Problem
Locate every line in the records below that holds the word "Champion" and return each one.

Dataset content
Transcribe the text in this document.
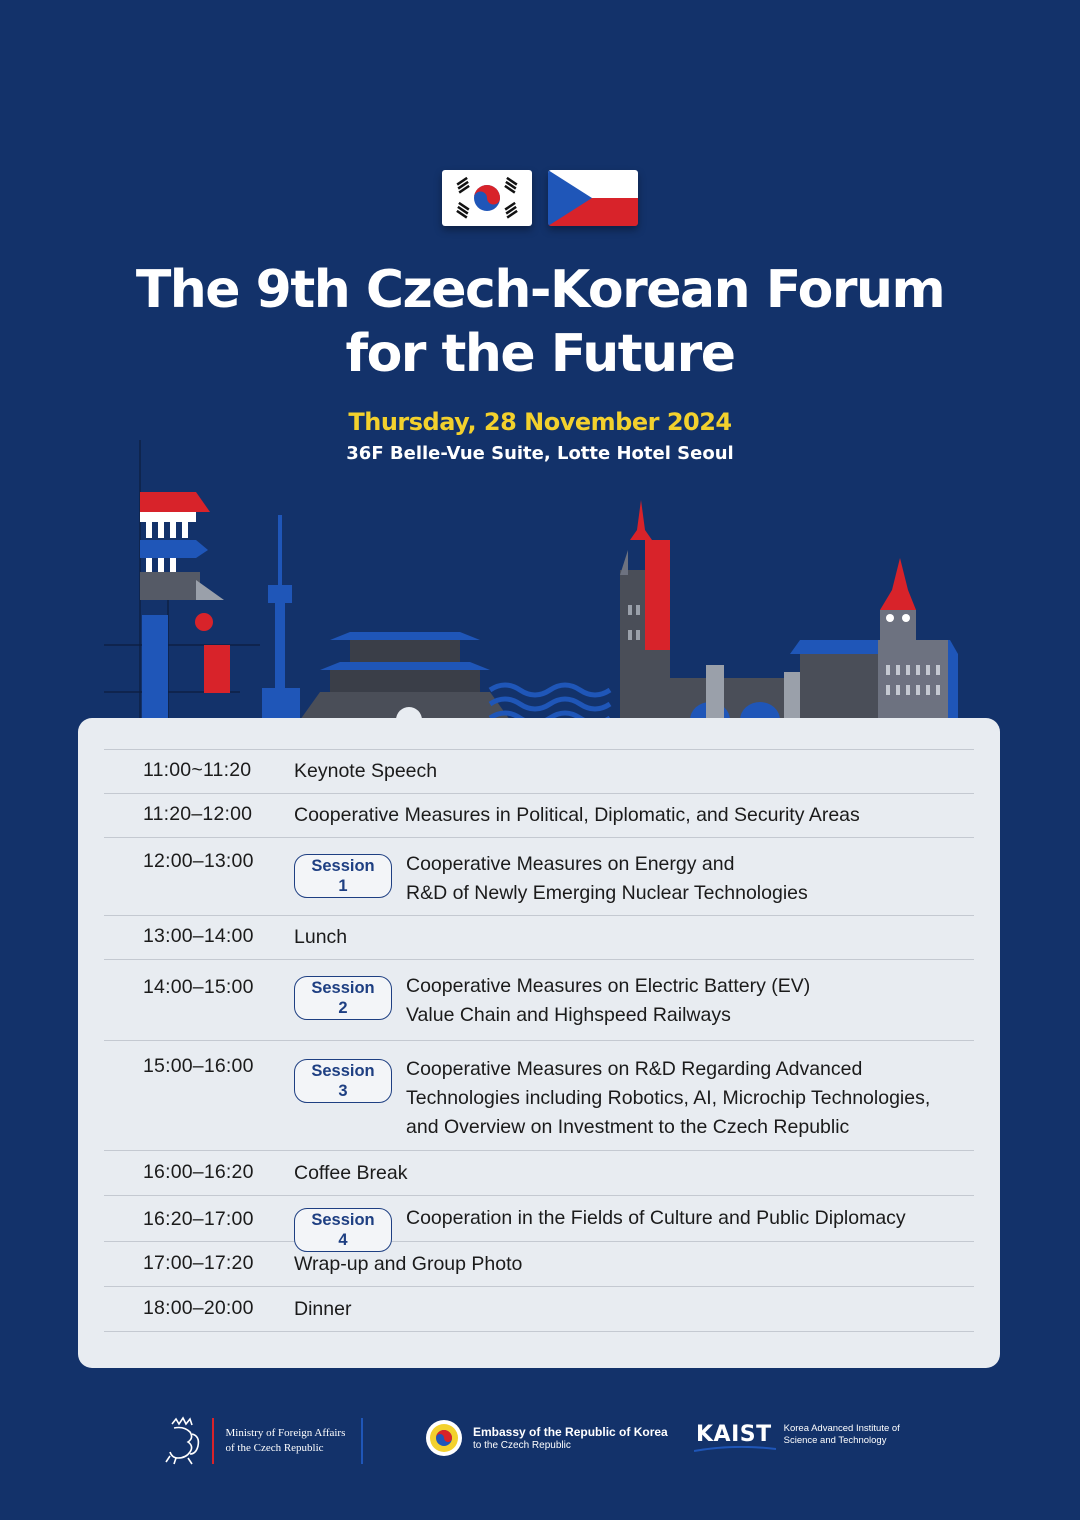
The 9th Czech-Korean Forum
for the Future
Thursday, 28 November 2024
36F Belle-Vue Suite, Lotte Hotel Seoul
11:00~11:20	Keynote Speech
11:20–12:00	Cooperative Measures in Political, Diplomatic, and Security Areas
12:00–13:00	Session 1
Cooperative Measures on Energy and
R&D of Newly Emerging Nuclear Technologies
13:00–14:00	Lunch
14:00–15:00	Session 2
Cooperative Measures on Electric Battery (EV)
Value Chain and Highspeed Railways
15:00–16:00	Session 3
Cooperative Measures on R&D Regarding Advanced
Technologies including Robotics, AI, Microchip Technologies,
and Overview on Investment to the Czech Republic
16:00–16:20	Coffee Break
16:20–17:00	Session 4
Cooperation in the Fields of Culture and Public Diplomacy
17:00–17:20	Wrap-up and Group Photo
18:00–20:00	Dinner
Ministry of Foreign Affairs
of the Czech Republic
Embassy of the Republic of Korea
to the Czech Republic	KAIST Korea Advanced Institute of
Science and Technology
==
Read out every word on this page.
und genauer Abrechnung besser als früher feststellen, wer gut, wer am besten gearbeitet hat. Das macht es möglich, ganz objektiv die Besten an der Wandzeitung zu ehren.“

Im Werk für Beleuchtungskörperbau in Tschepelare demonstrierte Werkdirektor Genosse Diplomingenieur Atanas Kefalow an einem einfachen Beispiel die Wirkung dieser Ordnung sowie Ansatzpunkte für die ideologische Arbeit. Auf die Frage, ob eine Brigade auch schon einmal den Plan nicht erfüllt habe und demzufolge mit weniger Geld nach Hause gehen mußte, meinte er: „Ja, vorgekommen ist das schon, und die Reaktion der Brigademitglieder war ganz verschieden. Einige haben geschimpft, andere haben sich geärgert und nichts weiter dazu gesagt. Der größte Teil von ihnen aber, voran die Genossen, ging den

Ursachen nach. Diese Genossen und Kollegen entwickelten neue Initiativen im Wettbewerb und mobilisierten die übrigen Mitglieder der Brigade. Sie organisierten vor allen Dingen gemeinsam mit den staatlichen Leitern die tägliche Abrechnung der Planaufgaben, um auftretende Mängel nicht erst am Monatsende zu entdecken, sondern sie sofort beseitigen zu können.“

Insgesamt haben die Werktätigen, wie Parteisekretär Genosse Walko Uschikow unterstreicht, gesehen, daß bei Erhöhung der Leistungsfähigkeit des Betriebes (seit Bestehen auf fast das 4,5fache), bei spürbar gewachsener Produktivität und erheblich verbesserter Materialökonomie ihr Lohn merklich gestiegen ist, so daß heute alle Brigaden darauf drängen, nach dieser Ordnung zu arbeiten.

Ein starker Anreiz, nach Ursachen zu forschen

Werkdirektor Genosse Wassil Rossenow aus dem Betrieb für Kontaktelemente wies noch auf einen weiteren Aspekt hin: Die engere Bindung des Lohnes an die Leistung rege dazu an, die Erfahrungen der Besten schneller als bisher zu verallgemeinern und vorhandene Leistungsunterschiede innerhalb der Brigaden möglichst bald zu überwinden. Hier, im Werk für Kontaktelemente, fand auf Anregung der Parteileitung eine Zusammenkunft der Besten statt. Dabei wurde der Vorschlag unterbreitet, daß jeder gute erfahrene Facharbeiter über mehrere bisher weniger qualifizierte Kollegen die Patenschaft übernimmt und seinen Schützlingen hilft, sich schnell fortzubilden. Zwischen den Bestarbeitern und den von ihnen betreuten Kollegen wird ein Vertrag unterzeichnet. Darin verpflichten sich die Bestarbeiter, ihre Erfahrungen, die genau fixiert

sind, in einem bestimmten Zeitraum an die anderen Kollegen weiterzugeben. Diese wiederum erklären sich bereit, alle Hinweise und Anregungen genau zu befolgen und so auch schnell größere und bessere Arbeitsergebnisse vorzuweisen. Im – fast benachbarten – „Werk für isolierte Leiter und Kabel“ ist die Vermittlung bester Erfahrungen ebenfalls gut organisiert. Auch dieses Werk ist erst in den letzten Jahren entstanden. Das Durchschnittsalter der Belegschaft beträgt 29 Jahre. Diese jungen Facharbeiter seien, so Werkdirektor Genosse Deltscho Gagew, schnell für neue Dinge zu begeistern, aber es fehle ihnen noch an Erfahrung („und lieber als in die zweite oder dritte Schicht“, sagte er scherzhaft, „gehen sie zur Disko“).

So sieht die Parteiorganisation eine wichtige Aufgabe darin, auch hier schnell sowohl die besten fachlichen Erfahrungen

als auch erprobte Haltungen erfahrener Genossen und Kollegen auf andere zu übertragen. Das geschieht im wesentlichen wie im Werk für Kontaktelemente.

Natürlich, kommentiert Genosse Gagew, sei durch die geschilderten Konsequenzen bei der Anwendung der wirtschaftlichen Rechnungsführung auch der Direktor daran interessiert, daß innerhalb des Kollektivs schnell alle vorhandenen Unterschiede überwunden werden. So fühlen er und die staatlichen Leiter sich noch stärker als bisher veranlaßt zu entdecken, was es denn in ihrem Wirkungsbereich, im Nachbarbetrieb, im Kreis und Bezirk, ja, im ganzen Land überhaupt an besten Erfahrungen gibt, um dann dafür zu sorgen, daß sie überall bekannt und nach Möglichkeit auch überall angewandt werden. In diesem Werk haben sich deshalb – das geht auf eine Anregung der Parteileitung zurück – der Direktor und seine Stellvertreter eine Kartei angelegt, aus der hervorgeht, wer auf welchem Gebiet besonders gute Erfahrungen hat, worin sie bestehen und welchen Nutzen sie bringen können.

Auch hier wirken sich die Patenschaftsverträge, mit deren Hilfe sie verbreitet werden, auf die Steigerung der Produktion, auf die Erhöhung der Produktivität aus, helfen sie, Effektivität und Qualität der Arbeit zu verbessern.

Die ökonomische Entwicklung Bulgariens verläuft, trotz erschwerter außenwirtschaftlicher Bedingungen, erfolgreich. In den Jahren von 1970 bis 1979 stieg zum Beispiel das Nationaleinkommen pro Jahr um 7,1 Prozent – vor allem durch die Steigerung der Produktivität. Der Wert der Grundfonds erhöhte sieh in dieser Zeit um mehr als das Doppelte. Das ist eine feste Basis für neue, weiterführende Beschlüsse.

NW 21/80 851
--
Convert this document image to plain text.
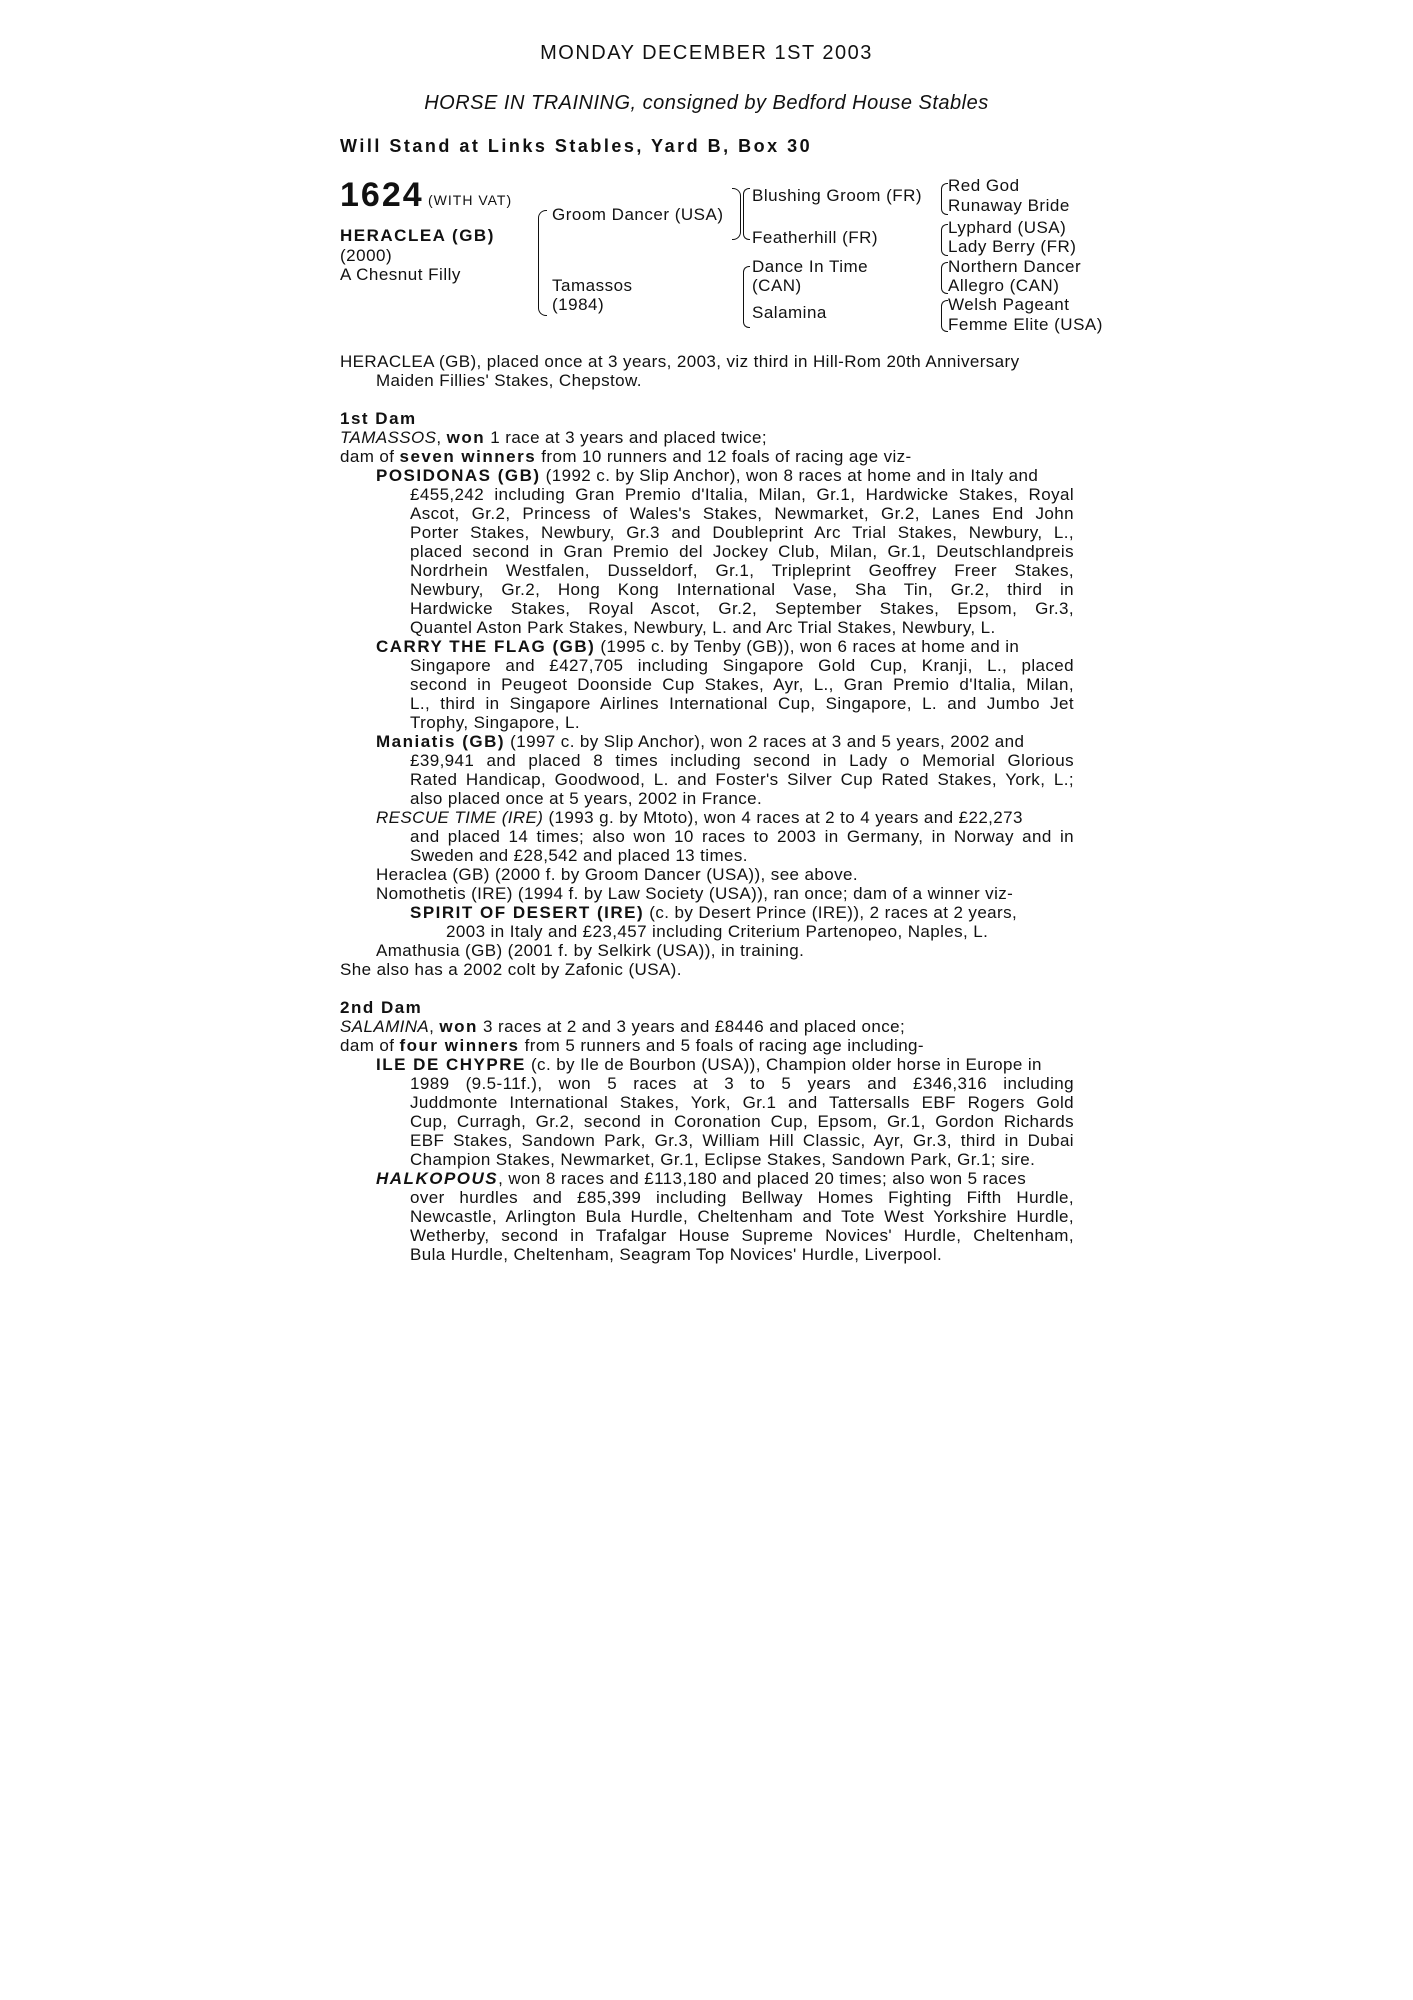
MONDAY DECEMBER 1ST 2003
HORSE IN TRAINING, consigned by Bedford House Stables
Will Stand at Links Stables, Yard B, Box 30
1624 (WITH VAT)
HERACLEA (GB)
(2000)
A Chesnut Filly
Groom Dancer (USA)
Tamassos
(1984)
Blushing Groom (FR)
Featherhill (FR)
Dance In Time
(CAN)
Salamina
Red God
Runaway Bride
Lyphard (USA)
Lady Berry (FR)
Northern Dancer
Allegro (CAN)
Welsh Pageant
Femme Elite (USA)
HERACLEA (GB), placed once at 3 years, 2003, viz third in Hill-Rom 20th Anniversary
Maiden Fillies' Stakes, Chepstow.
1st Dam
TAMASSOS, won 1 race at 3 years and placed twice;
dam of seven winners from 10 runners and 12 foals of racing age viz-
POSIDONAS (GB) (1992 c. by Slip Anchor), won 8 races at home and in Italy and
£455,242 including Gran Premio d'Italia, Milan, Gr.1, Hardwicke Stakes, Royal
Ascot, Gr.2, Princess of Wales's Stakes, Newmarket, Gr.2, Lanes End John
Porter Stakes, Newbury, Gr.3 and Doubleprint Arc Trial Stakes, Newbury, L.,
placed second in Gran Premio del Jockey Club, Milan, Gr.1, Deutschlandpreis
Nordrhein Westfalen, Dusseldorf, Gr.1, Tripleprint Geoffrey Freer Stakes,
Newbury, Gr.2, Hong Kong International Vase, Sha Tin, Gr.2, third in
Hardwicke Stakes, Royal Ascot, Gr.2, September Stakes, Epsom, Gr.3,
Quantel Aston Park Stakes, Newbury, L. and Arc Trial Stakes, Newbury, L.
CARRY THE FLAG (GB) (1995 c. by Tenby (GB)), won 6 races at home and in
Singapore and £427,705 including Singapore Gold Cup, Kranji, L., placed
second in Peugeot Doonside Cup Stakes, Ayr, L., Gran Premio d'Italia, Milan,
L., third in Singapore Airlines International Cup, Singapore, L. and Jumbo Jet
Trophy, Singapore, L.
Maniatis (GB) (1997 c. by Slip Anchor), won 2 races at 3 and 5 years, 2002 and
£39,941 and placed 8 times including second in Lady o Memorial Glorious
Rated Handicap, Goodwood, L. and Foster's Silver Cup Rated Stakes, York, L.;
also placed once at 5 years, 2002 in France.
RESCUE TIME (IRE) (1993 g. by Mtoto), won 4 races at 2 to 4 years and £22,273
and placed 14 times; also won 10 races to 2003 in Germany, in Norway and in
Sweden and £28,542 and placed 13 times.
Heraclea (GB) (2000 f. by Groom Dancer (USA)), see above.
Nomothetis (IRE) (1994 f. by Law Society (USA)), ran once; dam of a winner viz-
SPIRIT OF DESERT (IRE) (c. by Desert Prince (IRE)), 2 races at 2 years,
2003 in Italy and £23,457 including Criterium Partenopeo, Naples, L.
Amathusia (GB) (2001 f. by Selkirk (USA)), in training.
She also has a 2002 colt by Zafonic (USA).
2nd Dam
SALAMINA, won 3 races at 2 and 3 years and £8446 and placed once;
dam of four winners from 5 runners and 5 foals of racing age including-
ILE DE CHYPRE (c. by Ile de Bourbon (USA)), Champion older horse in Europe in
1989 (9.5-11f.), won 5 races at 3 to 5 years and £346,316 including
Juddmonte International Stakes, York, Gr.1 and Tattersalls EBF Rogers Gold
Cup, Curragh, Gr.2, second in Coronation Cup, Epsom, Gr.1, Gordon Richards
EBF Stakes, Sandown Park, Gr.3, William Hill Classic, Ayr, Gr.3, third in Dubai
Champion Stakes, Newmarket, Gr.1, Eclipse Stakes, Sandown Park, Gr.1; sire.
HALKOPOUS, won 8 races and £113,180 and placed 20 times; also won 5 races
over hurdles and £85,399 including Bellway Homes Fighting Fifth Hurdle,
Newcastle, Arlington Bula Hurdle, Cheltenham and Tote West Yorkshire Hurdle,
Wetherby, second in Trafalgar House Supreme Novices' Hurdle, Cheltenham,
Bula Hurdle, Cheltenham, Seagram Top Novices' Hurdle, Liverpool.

Complete answer
ILE DE CHYPRE (c. by Ile de Bourbon (USA)), Champion older horse in Europe in
Champion Stakes, Newmarket, Gr.1, Eclipse Stakes, Sandown Park, Gr.1; sire.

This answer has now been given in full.